To do — Identify the lines holding "BrownFurTest" and copy them.

--- BEGIN ---

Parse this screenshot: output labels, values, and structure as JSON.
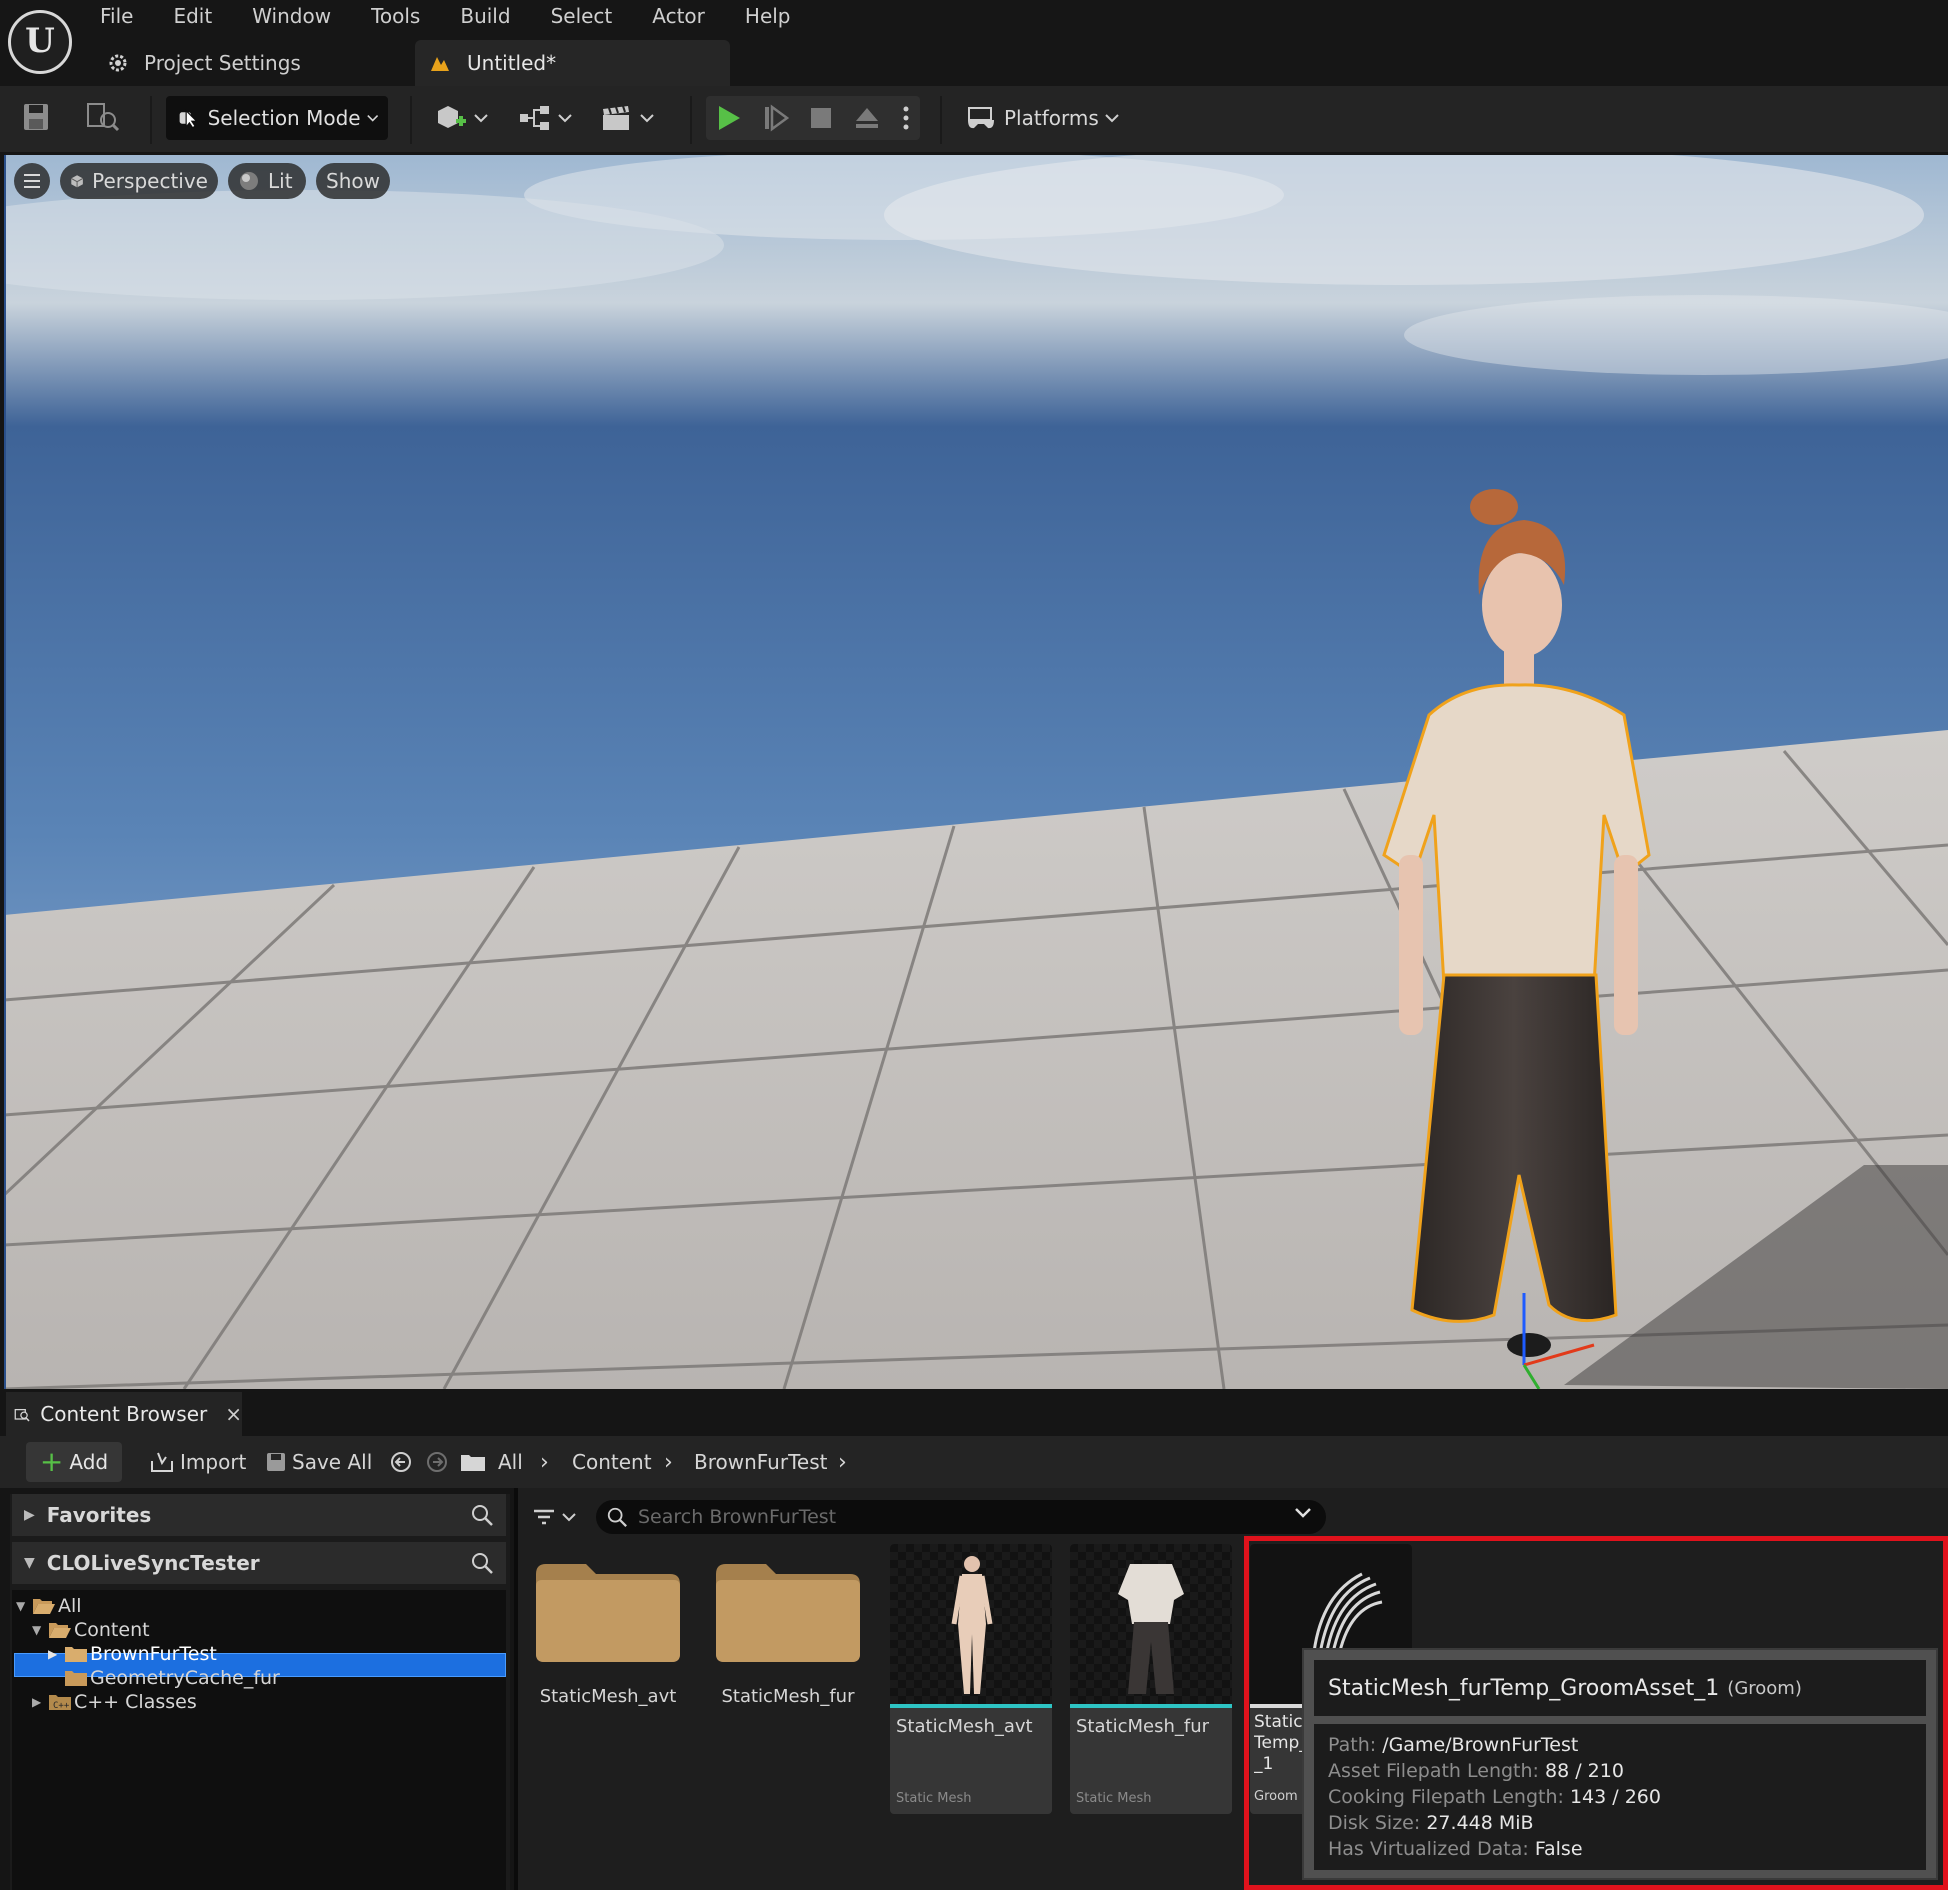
{
  "menu": [
    "File",
    "Edit",
    "Window",
    "Tools",
    "Build",
    "Select",
    "Actor",
    "Help"
  ],
  "project_settings_label": "Project Settings",
  "document_tab": "Untitled*",
  "toolbar": {
    "selection_mode": "Selection Mode",
    "platforms": "Platforms"
  },
  "viewport": {
    "perspective": "Perspective",
    "lit": "Lit",
    "show": "Show",
    "sky_color": "#5e87b8",
    "floor_color": "#c9c6c3"
  },
  "content_browser": {
    "tab_title": "Content Browser",
    "close": "×",
    "add": "Add",
    "import": "Import",
    "save_all": "Save All",
    "breadcrumb": [
      "All",
      "Content",
      "BrownFurTest"
    ],
    "favorites": "Favorites",
    "project_section": "CLOLiveSyncTester",
    "tree": [
      "All",
      "Content",
      "BrownFurTest",
      "GeometryCache_fur",
      "C++ Classes"
    ],
    "search_placeholder": "Search BrownFurTest",
    "folders": [
      "StaticMesh_avt",
      "StaticMesh_fur"
    ],
    "assets": [
      {
        "name": "StaticMesh_avt",
        "type": "Static Mesh"
      },
      {
        "name": "StaticMesh_fur",
        "type": "Static Mesh"
      }
    ],
    "groom_card": {
      "name_lines": [
        "Static",
        "Temp_",
        "_1"
      ],
      "type": "Groom"
    }
  },
  "tooltip": {
    "title": "StaticMesh_furTemp_GroomAsset_1",
    "type": "(Groom)",
    "rows": [
      {
        "key": "Path:",
        "value": "/Game/BrownFurTest"
      },
      {
        "key": "Asset Filepath Length:",
        "value": "88 / 210"
      },
      {
        "key": "Cooking Filepath Length:",
        "value": "143 / 260"
      },
      {
        "key": "Disk Size:",
        "value": "27.448 MiB"
      },
      {
        "key": "Has Virtualized Data:",
        "value": "False"
      }
    ]
  },
  "colors": {
    "accent_blue": "#1c6fe0",
    "play_green": "#57c047",
    "highlight_red": "#e0121c",
    "folder_tan": "#b8915a"
  }
}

--- END ---

The reply —
      "BrownFurTest"
      "BrownFurTest",
    "search_placeholder": "Search BrownFurTest",
        "value": "/Game/BrownFurTest"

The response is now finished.